# Dataset excerpts start
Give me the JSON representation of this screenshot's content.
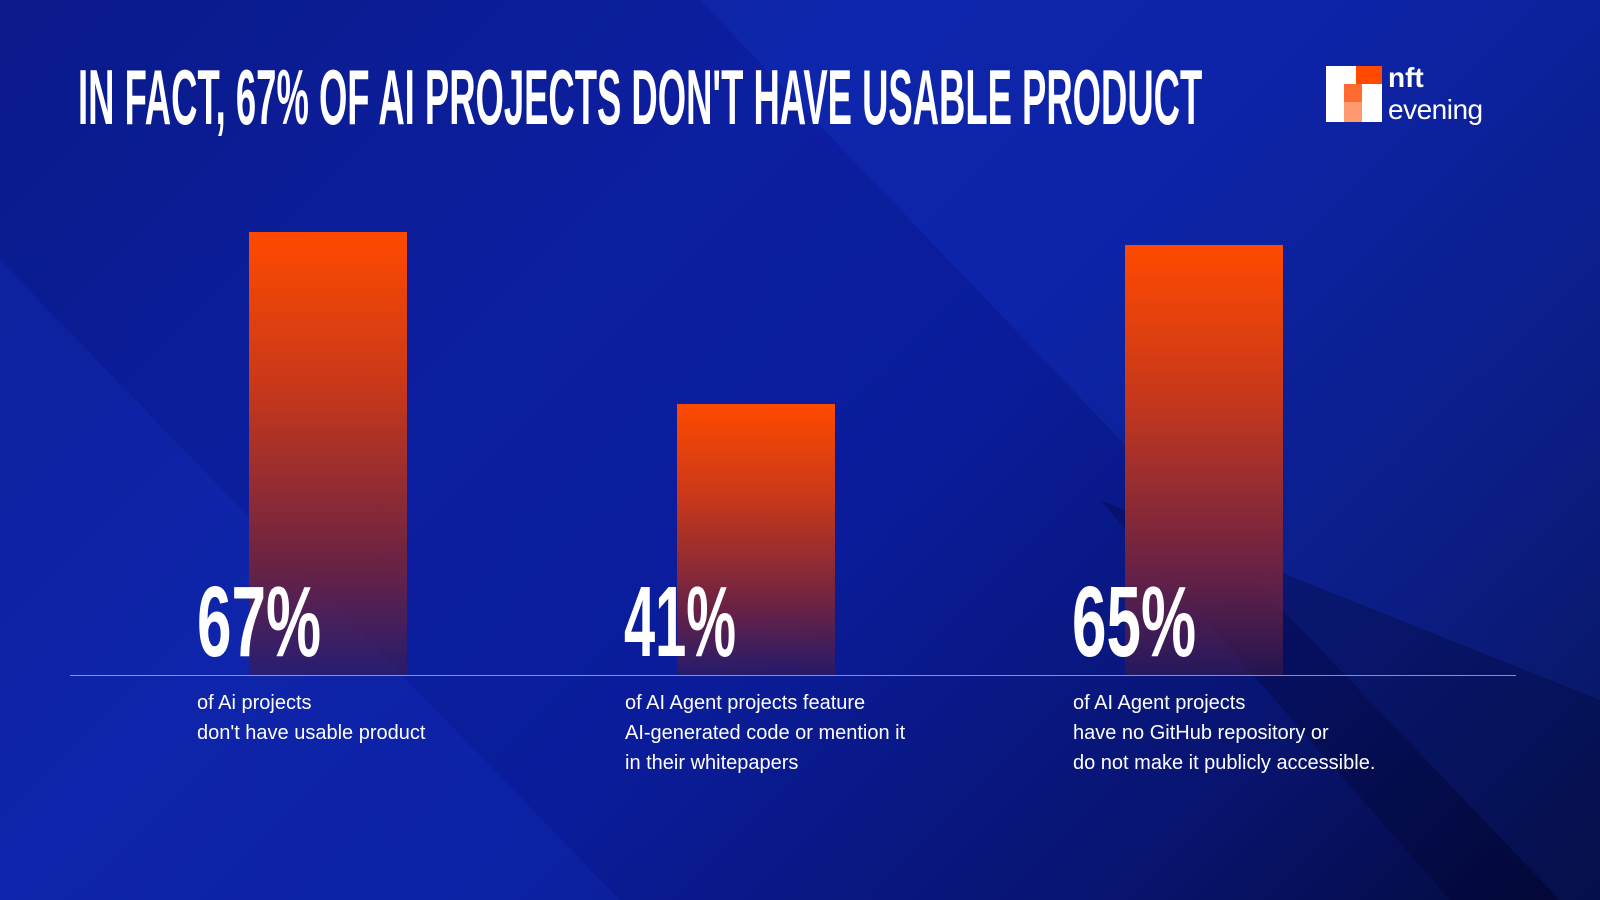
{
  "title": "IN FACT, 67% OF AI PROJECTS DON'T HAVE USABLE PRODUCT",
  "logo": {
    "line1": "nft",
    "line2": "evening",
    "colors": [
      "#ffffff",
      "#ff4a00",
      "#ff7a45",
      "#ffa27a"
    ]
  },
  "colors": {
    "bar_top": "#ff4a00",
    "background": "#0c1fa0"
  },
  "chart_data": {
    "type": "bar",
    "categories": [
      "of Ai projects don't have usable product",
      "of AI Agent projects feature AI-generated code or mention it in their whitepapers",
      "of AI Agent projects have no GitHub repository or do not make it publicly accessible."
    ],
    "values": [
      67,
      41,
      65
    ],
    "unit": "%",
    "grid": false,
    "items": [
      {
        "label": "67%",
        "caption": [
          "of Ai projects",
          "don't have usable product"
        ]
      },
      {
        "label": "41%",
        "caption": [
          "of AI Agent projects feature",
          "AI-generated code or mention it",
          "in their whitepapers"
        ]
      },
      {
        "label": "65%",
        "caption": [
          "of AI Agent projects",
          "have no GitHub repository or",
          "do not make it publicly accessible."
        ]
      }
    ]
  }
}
# Dataset excerpts end
Goal →
Gather every line from the listing above in which the word "make" appears.

Full output →
      "of AI Agent projects have no GitHub repository or do not make it publicly accessible."
          "do not make it publicly accessible."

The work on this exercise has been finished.